Exercise description
Copy all of the material exactly. Pictures are not to appear in the copy.

Saved entries
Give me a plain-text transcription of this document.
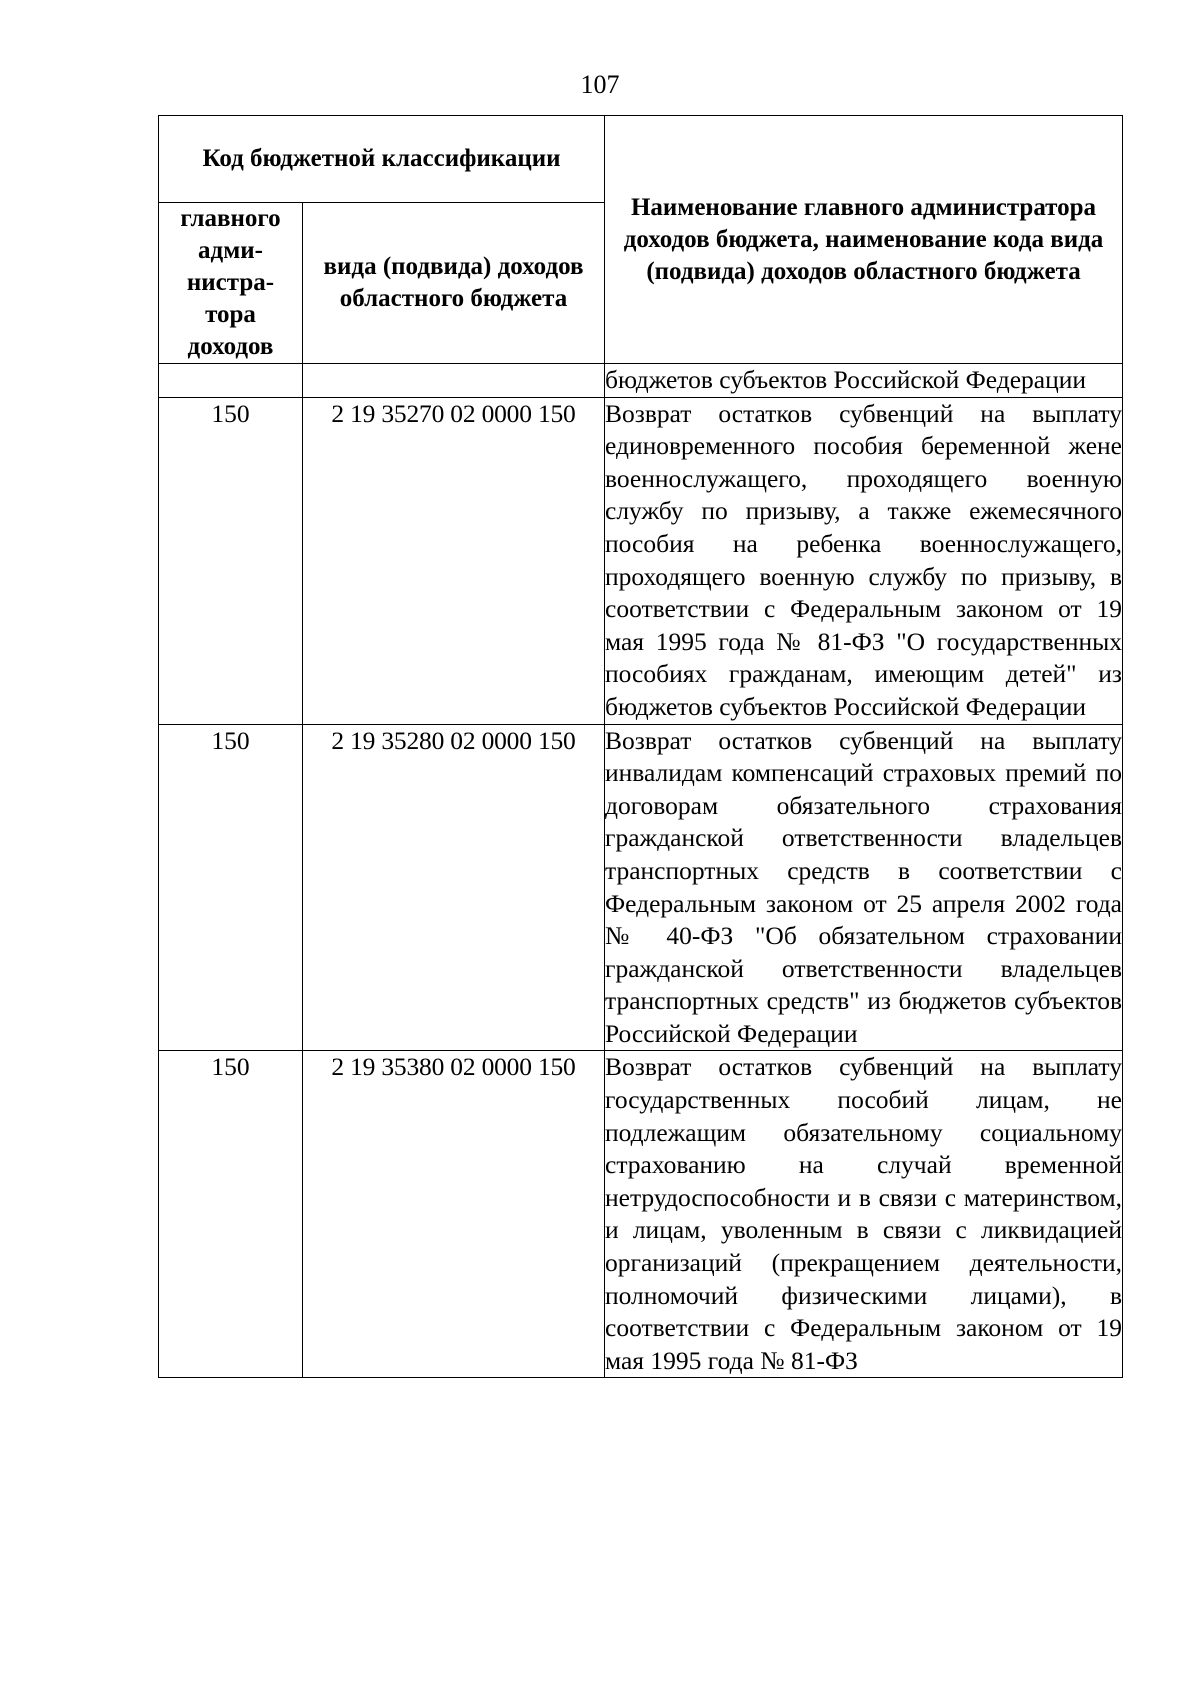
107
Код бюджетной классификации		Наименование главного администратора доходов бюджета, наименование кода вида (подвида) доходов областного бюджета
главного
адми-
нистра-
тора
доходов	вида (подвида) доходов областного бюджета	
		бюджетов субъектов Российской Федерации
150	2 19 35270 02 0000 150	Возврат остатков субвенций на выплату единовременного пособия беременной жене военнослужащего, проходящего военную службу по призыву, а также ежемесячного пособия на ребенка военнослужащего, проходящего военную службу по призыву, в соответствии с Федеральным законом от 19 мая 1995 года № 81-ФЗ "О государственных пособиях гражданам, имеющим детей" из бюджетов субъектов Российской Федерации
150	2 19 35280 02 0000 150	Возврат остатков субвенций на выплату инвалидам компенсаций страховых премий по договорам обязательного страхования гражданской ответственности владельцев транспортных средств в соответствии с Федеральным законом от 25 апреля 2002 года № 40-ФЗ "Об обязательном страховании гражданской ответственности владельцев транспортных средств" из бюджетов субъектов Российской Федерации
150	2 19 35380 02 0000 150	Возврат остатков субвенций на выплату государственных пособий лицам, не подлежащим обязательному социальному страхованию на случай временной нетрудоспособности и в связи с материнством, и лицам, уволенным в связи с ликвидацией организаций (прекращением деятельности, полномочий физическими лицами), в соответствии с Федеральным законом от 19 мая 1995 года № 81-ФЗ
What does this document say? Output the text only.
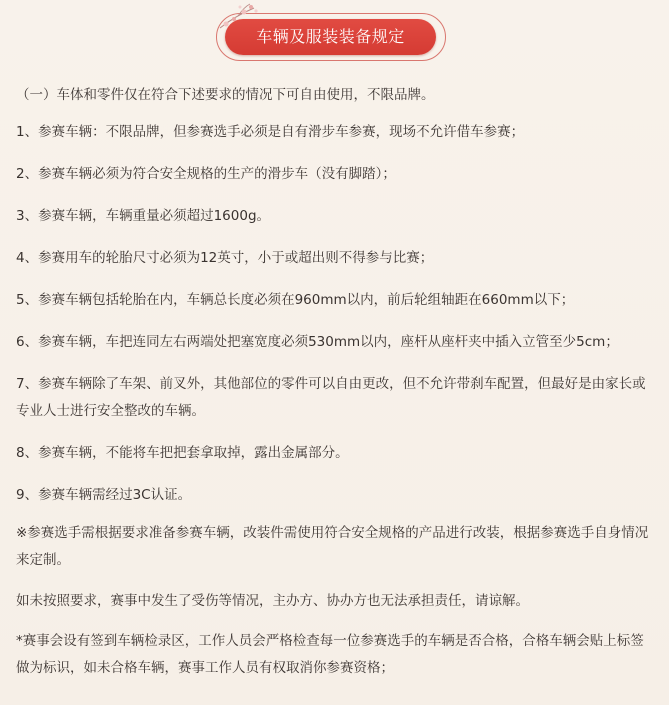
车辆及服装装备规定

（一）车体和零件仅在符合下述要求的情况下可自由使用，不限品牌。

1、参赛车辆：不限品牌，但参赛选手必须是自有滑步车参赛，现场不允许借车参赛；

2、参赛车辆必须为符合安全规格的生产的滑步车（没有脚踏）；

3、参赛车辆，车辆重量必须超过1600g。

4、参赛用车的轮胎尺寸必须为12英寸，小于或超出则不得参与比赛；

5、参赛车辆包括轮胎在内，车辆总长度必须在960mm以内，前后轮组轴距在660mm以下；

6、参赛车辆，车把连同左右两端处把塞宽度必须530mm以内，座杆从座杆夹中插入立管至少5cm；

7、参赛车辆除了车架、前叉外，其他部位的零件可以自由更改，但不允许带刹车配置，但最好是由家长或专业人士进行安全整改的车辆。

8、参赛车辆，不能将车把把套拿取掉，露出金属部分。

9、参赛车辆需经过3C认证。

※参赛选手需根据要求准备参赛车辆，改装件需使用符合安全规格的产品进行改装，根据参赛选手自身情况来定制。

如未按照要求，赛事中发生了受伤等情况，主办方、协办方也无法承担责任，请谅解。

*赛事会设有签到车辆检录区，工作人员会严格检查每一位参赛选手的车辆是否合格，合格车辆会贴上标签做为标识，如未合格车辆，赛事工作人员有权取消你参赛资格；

The reply
Give me a plain-text transcription of this document.
107
Код бюджетной классификации		Наименование главного администратора доходов бюджета, наименование кода вида (подвида) доходов областного бюджета
главного
адми-
нистра-
тора
доходов	вида (подвида) доходов областного бюджета	
		бюджетов субъектов Российской Федерации
150	2 19 35270 02 0000 150	Возврат остатков субвенций на выплату единовременного пособия беременной жене военнослужащего, проходящего военную службу по призыву, а также ежемесячного пособия на ребенка военнослужащего, проходящего военную службу по призыву, в соответствии с Федеральным законом от 19 мая 1995 года № 81-ФЗ "О государственных пособиях гражданам, имеющим детей" из бюджетов субъектов Российской Федерации
150	2 19 35280 02 0000 150	Возврат остатков субвенций на выплату инвалидам компенсаций страховых премий по договорам обязательного страхования гражданской ответственности владельцев транспортных средств в соответствии с Федеральным законом от 25 апреля 2002 года № 40-ФЗ "Об обязательном страховании гражданской ответственности владельцев транспортных средств" из бюджетов субъектов Российской Федерации
150	2 19 35380 02 0000 150	Возврат остатков субвенций на выплату государственных пособий лицам, не подлежащим обязательному социальному страхованию на случай временной нетрудоспособности и в связи с материнством, и лицам, уволенным в связи с ликвидацией организаций (прекращением деятельности, полномочий физическими лицами), в соответствии с Федеральным законом от 19 мая 1995 года № 81-ФЗ
What does this document say? Output the text only.
车辆及服装装备规定

（一）车体和零件仅在符合下述要求的情况下可自由使用，不限品牌。

1、参赛车辆：不限品牌，但参赛选手必须是自有滑步车参赛，现场不允许借车参赛；

2、参赛车辆必须为符合安全规格的生产的滑步车（没有脚踏）；

3、参赛车辆，车辆重量必须超过1600g。

4、参赛用车的轮胎尺寸必须为12英寸，小于或超出则不得参与比赛；

5、参赛车辆包括轮胎在内，车辆总长度必须在960mm以内，前后轮组轴距在660mm以下；

6、参赛车辆，车把连同左右两端处把塞宽度必须530mm以内，座杆从座杆夹中插入立管至少5cm；

7、参赛车辆除了车架、前叉外，其他部位的零件可以自由更改，但不允许带刹车配置，但最好是由家长或专业人士进行安全整改的车辆。

8、参赛车辆，不能将车把把套拿取掉，露出金属部分。

9、参赛车辆需经过3C认证。

※参赛选手需根据要求准备参赛车辆，改装件需使用符合安全规格的产品进行改装，根据参赛选手自身情况来定制。

如未按照要求，赛事中发生了受伤等情况，主办方、协办方也无法承担责任，请谅解。

*赛事会设有签到车辆检录区，工作人员会严格检查每一位参赛选手的车辆是否合格，合格车辆会贴上标签做为标识，如未合格车辆，赛事工作人员有权取消你参赛资格；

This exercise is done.